» Task to complete
Give the entries again exactly, every one of them.

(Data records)
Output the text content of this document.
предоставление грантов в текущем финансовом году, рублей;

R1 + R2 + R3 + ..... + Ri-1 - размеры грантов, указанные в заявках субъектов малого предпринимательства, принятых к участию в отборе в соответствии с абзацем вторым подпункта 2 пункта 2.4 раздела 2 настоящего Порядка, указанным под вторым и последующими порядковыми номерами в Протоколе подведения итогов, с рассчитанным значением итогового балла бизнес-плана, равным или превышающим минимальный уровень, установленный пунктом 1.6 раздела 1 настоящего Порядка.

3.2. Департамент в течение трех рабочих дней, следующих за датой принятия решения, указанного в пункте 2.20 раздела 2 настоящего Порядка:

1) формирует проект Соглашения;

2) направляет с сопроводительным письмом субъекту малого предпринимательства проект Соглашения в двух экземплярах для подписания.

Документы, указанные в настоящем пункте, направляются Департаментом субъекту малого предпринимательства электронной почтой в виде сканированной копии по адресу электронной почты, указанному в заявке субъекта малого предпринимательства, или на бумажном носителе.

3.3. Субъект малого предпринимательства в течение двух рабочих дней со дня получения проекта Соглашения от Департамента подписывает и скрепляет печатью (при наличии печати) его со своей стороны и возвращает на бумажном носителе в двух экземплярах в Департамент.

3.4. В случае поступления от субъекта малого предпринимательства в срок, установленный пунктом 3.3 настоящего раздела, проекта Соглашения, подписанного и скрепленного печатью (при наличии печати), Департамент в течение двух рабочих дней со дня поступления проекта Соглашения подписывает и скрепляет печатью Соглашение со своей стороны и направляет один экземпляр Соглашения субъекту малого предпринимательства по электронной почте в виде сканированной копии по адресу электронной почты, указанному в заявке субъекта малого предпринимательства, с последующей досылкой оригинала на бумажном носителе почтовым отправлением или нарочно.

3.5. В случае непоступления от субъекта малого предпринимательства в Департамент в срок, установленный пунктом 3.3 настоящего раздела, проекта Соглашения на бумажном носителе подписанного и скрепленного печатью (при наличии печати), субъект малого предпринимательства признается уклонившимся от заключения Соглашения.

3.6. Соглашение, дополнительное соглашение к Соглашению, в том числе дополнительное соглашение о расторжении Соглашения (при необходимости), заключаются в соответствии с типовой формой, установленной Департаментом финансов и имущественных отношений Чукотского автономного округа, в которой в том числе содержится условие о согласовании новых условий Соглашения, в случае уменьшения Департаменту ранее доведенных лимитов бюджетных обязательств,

» Result for this exercise
Output the text content of this document.
предоставление грантов в текущем финансовом году, рублей;

R1 + R2 + R3 + ..... + Ri-1 - размеры грантов, указанные в заявках субъектов малого предпринимательства, принятых к участию в отборе в соответствии с абзацем вторым подпункта 2 пункта 2.4 раздела 2 настоящего Порядка, указанным под вторым и последующими порядковыми номерами в Протоколе подведения итогов, с рассчитанным значением итогового балла бизнес-плана, равным или превышающим минимальный уровень, установленный пунктом 1.6 раздела 1 настоящего Порядка.

3.2. Департамент в течение трех рабочих дней, следующих за датой принятия решения, указанного в пункте 2.20 раздела 2 настоящего Порядка:

1) формирует проект Соглашения;

2) направляет с сопроводительным письмом субъекту малого предпринимательства проект Соглашения в двух экземплярах для подписания.

Документы, указанные в настоящем пункте, направляются Департаментом субъекту малого предпринимательства электронной почтой в виде сканированной копии по адресу электронной почты, указанному в заявке субъекта малого предпринимательства, или на бумажном носителе.

3.3. Субъект малого предпринимательства в течение двух рабочих дней со дня получения проекта Соглашения от Департамента подписывает и скрепляет печатью (при наличии печати) его со своей стороны и возвращает на бумажном носителе в двух экземплярах в Департамент.

3.4. В случае поступления от субъекта малого предпринимательства в срок, установленный пунктом 3.3 настоящего раздела, проекта Соглашения, подписанного и скрепленного печатью (при наличии печати), Департамент в течение двух рабочих дней со дня поступления проекта Соглашения подписывает и скрепляет печатью Соглашение со своей стороны и направляет один экземпляр Соглашения субъекту малого предпринимательства по электронной почте в виде сканированной копии по адресу электронной почты, указанному в заявке субъекта малого предпринимательства, с последующей досылкой оригинала на бумажном носителе почтовым отправлением или нарочно.

3.5. В случае непоступления от субъекта малого предпринимательства в Департамент в срок, установленный пунктом 3.3 настоящего раздела, проекта Соглашения на бумажном носителе подписанного и скрепленного печатью (при наличии печати), субъект малого предпринимательства признается уклонившимся от заключения Соглашения.

3.6. Соглашение, дополнительное соглашение к Соглашению, в том числе дополнительное соглашение о расторжении Соглашения (при необходимости), заключаются в соответствии с типовой формой, установленной Департаментом финансов и имущественных отношений Чукотского автономного округа, в которой в том числе содержится условие о согласовании новых условий Соглашения, в случае уменьшения Департаменту ранее доведенных лимитов бюджетных обязательств,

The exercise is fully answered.